**What is being asked:** Skip every picture, then write out exactly the lines of the listing below from the line that contains "Transcribe this image's" through the final line.

* Begin Material supplied *

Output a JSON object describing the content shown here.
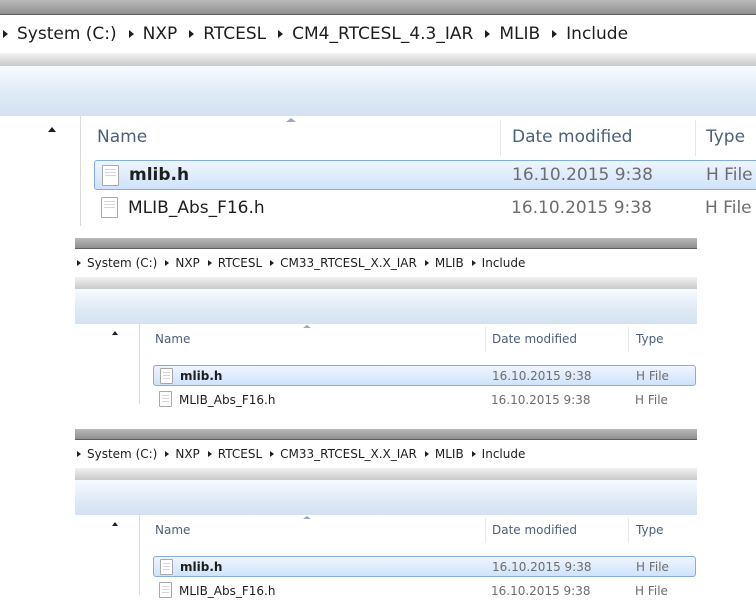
{
  "panels": [
    {
      "breadcrumb": [
        "System (C:)",
        "NXP",
        "RTCESL",
        "CM4_RTCESL_4.3_IAR",
        "MLIB",
        "Include"
      ],
      "columns": {
        "name": "Name",
        "date": "Date modified",
        "type": "Type"
      },
      "files": [
        {
          "name": "mlib.h",
          "date": "16.10.2015 9:38",
          "type": "H File",
          "selected": true
        },
        {
          "name": "MLIB_Abs_F16.h",
          "date": "16.10.2015 9:38",
          "type": "H File",
          "selected": false
        }
      ]
    },
    {
      "breadcrumb": [
        "System (C:)",
        "NXP",
        "RTCESL",
        "CM33_RTCESL_X.X_IAR",
        "MLIB",
        "Include"
      ],
      "columns": {
        "name": "Name",
        "date": "Date modified",
        "type": "Type"
      },
      "files": [
        {
          "name": "mlib.h",
          "date": "16.10.2015 9:38",
          "type": "H File",
          "selected": true
        },
        {
          "name": "MLIB_Abs_F16.h",
          "date": "16.10.2015 9:38",
          "type": "H File",
          "selected": false
        }
      ]
    },
    {
      "breadcrumb": [
        "System (C:)",
        "NXP",
        "RTCESL",
        "CM33_RTCESL_X.X_IAR",
        "MLIB",
        "Include"
      ],
      "columns": {
        "name": "Name",
        "date": "Date modified",
        "type": "Type"
      },
      "files": [
        {
          "name": "mlib.h",
          "date": "16.10.2015 9:38",
          "type": "H File",
          "selected": true
        },
        {
          "name": "MLIB_Abs_F16.h",
          "date": "16.10.2015 9:38",
          "type": "H File",
          "selected": false
        }
      ]
    }
  ]
}
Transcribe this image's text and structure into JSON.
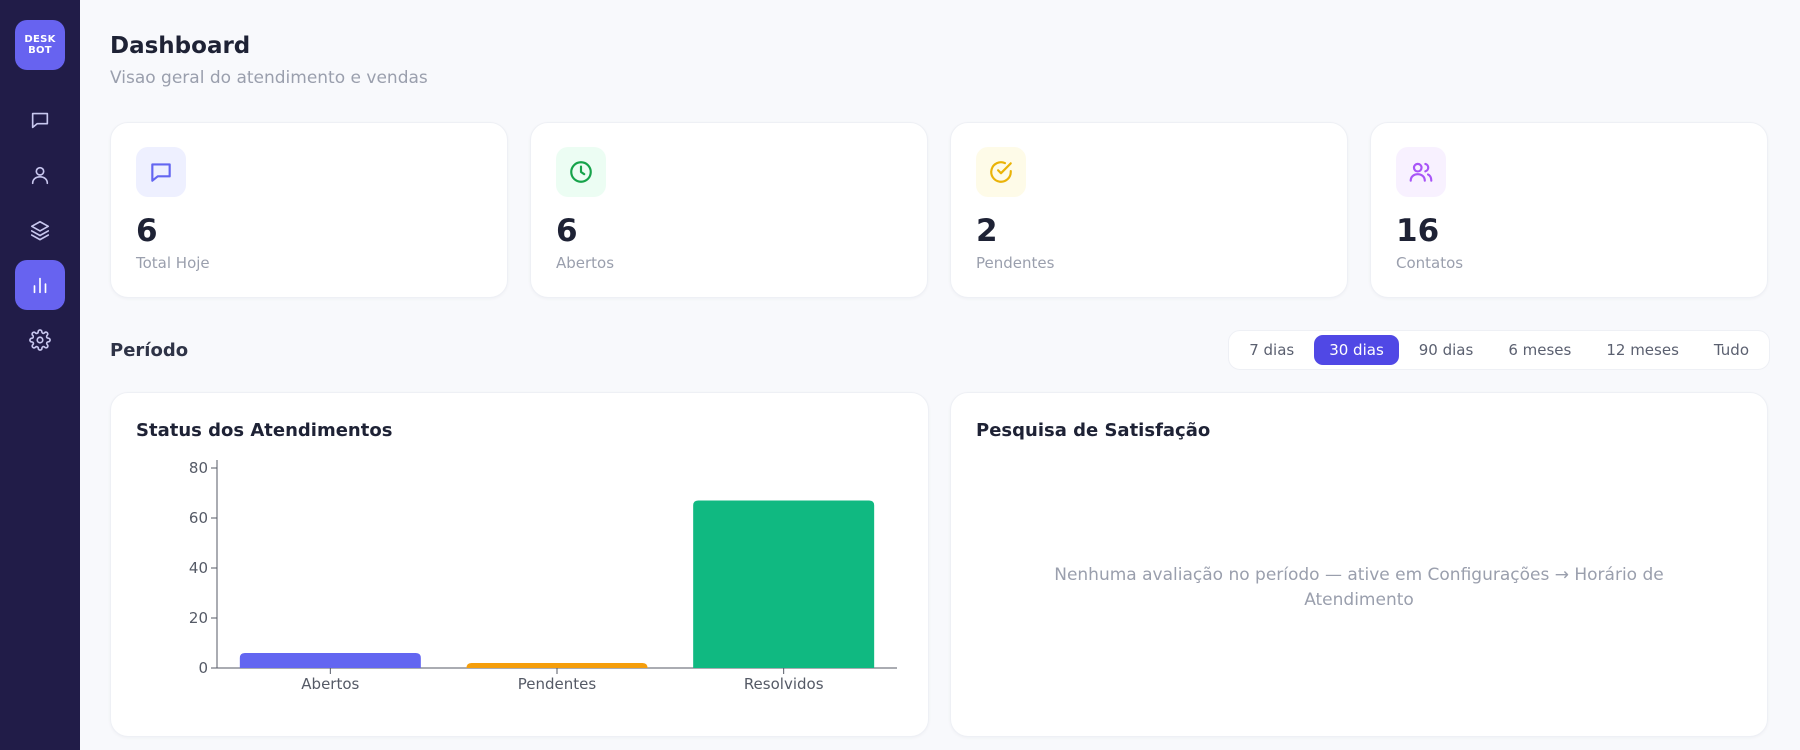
{
  "sidebar": {
    "logo_line1": "DESK",
    "logo_line2": "BOT",
    "items": [
      {
        "icon": "chat-icon"
      },
      {
        "icon": "user-icon"
      },
      {
        "icon": "layers-icon"
      },
      {
        "icon": "bar-chart-icon",
        "active": true
      },
      {
        "icon": "gear-icon"
      }
    ]
  },
  "header": {
    "title": "Dashboard",
    "subtitle": "Visao geral do atendimento e vendas"
  },
  "stats": [
    {
      "value": "6",
      "label": "Total Hoje",
      "icon": "chat-icon",
      "color": "#6366f1",
      "bg": "#eef0ff"
    },
    {
      "value": "6",
      "label": "Abertos",
      "icon": "clock-icon",
      "color": "#16a34a",
      "bg": "#ecfdf3"
    },
    {
      "value": "2",
      "label": "Pendentes",
      "icon": "check-circle-icon",
      "color": "#eab308",
      "bg": "#fefbe8"
    },
    {
      "value": "16",
      "label": "Contatos",
      "icon": "users-icon",
      "color": "#a855f7",
      "bg": "#f8f1ff"
    }
  ],
  "period": {
    "label": "Período",
    "options": [
      "7 dias",
      "30 dias",
      "90 dias",
      "6 meses",
      "12 meses",
      "Tudo"
    ],
    "selected": "30 dias"
  },
  "status_panel": {
    "title": "Status dos Atendimentos"
  },
  "satisfaction_panel": {
    "title": "Pesquisa de Satisfação",
    "empty_message": "Nenhuma avaliação no período — ative em Configurações → Horário de Atendimento"
  },
  "chart_data": {
    "type": "bar",
    "categories": [
      "Abertos",
      "Pendentes",
      "Resolvidos"
    ],
    "values": [
      6,
      2,
      67
    ],
    "colors": [
      "#6366f1",
      "#f59e0b",
      "#10b981"
    ],
    "yticks": [
      0,
      20,
      40,
      60,
      80
    ],
    "ylim": [
      0,
      80
    ],
    "grid": false
  }
}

* End Material supplied *

**Exercise output:**
Transcribe this image's text and structure into JSON.
{
  "sidebar": {
    "logo_line1": "DESK",
    "logo_line2": "BOT",
    "items": [
      {
        "icon": "chat-icon"
      },
      {
        "icon": "user-icon"
      },
      {
        "icon": "layers-icon"
      },
      {
        "icon": "bar-chart-icon",
        "active": true
      },
      {
        "icon": "gear-icon"
      }
    ]
  },
  "header": {
    "title": "Dashboard",
    "subtitle": "Visao geral do atendimento e vendas"
  },
  "stats": [
    {
      "value": "6",
      "label": "Total Hoje",
      "icon": "chat-icon",
      "color": "#6366f1",
      "bg": "#eef0ff"
    },
    {
      "value": "6",
      "label": "Abertos",
      "icon": "clock-icon",
      "color": "#16a34a",
      "bg": "#ecfdf3"
    },
    {
      "value": "2",
      "label": "Pendentes",
      "icon": "check-circle-icon",
      "color": "#eab308",
      "bg": "#fefbe8"
    },
    {
      "value": "16",
      "label": "Contatos",
      "icon": "users-icon",
      "color": "#a855f7",
      "bg": "#f8f1ff"
    }
  ],
  "period": {
    "label": "Período",
    "options": [
      "7 dias",
      "30 dias",
      "90 dias",
      "6 meses",
      "12 meses",
      "Tudo"
    ],
    "selected": "30 dias"
  },
  "status_panel": {
    "title": "Status dos Atendimentos"
  },
  "satisfaction_panel": {
    "title": "Pesquisa de Satisfação",
    "empty_message": "Nenhuma avaliação no período — ative em Configurações → Horário de Atendimento"
  },
  "chart_data": {
    "type": "bar",
    "categories": [
      "Abertos",
      "Pendentes",
      "Resolvidos"
    ],
    "values": [
      6,
      2,
      67
    ],
    "colors": [
      "#6366f1",
      "#f59e0b",
      "#10b981"
    ],
    "yticks": [
      0,
      20,
      40,
      60,
      80
    ],
    "ylim": [
      0,
      80
    ],
    "grid": false
  }
}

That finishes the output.